# WORK TO BE COMPLETED:
Copy the listing verbatim, excluding any images found in it.

------------------------------------------------

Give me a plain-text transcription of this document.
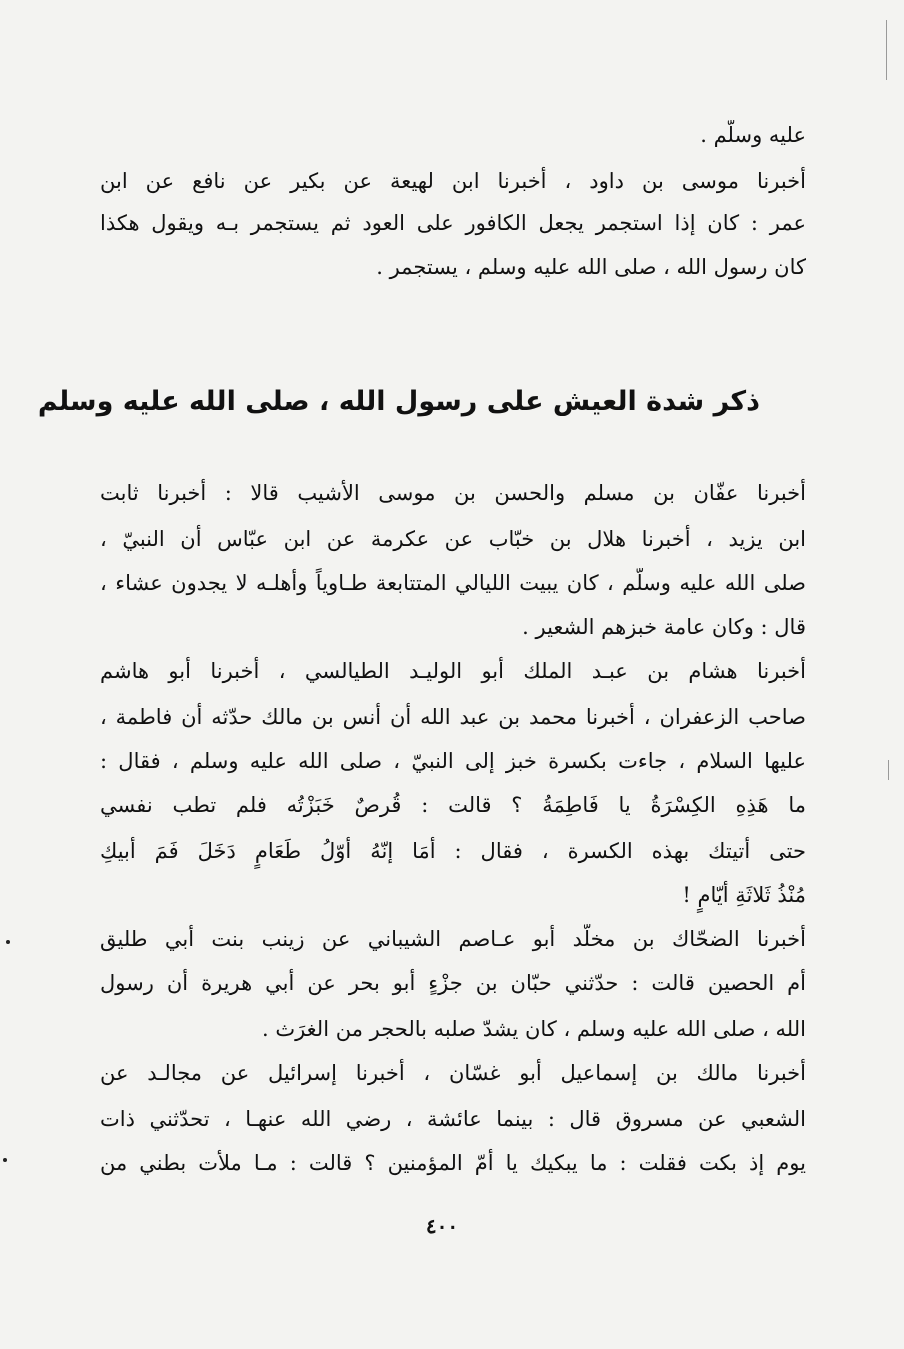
عليه وسلّم .
أخبرنا موسى بن داود ، أخبرنا ابن لهيعة عن بكير عن نافع عن ابن
عمر : كان إذا استجمر يجعل الكافور على العود ثم يستجمر بـه ويقول هكذا
كان رسول الله ، صلى الله عليه وسلم ، يستجمر .
ذكر شدة العيش على رسول الله ، صلى الله عليه وسلم
أخبرنا عفّان بن مسلم والحسن بن موسى الأشيب قالا : أخبرنا ثابت
ابن يزيد ، أخبرنا هلال بن خبّاب عن عكرمة عن ابن عبّاس أن النبيّ ،
صلى الله عليه وسلّم ، كان يبيت الليالي المتتابعة طـاوياً وأهلـه لا يجدون عشاء ،
قال : وكان عامة خبزهم الشعير .
أخبرنا هشام بن عبـد الملك أبو الوليـد الطيالسي ، أخبرنا أبو هاشم
صاحب الزعفران ، أخبرنا محمد بن عبد الله أن أنس بن مالك حدّثه أن فاطمة ،
عليها السلام ، جاءت بكسرة خبز إلى النبيّ ، صلى الله عليه وسلم ، فقال :
ما هَذِهِ الكِسْرَةُ يا فَاطِمَةُ ؟ قالت : قُرصٌ خَبَزْتُه فلم تطب نفسي
حتى أتيتك بهذه الكسرة ، فقال : أمَا إنّهُ أوّلُ طَعَامٍ دَخَلَ فَمَ أبيكِ
مُنْذُ ثَلاثَةِ أيّامٍ !
أخبرنا الضحّاك بن مخلّد أبو عـاصم الشيباني عن زينب بنت أبي طليق
أم الحصين قالت : حدّثني حبّان بن جزْءٍ أبو بحر عن أبي هريرة أن رسول
الله ، صلى الله عليه وسلم ، كان يشدّ صلبه بالحجر من الغرَث .
أخبرنا مالك بن إسماعيل أبو غسّان ، أخبرنا إسرائيل عن مجالـد عن
الشعبي عن مسروق قال : بينما عائشة ، رضي الله عنهـا ، تحدّثني ذات
يوم إذ بكت فقلت : ما يبكيك يا أمّ المؤمنين ؟ قالت : مـا ملأت بطني من
٤٠٠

------------------------------------------------

# WRITTEN ANSWER:
Give me a plain-text transcription of this document.
عليه وسلّم .
أخبرنا موسى بن داود ، أخبرنا ابن لهيعة عن بكير عن نافع عن ابن
عمر : كان إذا استجمر يجعل الكافور على العود ثم يستجمر بـه ويقول هكذا
كان رسول الله ، صلى الله عليه وسلم ، يستجمر .
ذكر شدة العيش على رسول الله ، صلى الله عليه وسلم
أخبرنا عفّان بن مسلم والحسن بن موسى الأشيب قالا : أخبرنا ثابت
ابن يزيد ، أخبرنا هلال بن خبّاب عن عكرمة عن ابن عبّاس أن النبيّ ،
صلى الله عليه وسلّم ، كان يبيت الليالي المتتابعة طـاوياً وأهلـه لا يجدون عشاء ،
قال : وكان عامة خبزهم الشعير .
أخبرنا هشام بن عبـد الملك أبو الوليـد الطيالسي ، أخبرنا أبو هاشم
صاحب الزعفران ، أخبرنا محمد بن عبد الله أن أنس بن مالك حدّثه أن فاطمة ،
عليها السلام ، جاءت بكسرة خبز إلى النبيّ ، صلى الله عليه وسلم ، فقال :
ما هَذِهِ الكِسْرَةُ يا فَاطِمَةُ ؟ قالت : قُرصٌ خَبَزْتُه فلم تطب نفسي
حتى أتيتك بهذه الكسرة ، فقال : أمَا إنّهُ أوّلُ طَعَامٍ دَخَلَ فَمَ أبيكِ
مُنْذُ ثَلاثَةِ أيّامٍ !
أخبرنا الضحّاك بن مخلّد أبو عـاصم الشيباني عن زينب بنت أبي طليق
أم الحصين قالت : حدّثني حبّان بن جزْءٍ أبو بحر عن أبي هريرة أن رسول
الله ، صلى الله عليه وسلم ، كان يشدّ صلبه بالحجر من الغرَث .
أخبرنا مالك بن إسماعيل أبو غسّان ، أخبرنا إسرائيل عن مجالـد عن
الشعبي عن مسروق قال : بينما عائشة ، رضي الله عنهـا ، تحدّثني ذات
يوم إذ بكت فقلت : ما يبكيك يا أمّ المؤمنين ؟ قالت : مـا ملأت بطني من
٤٠٠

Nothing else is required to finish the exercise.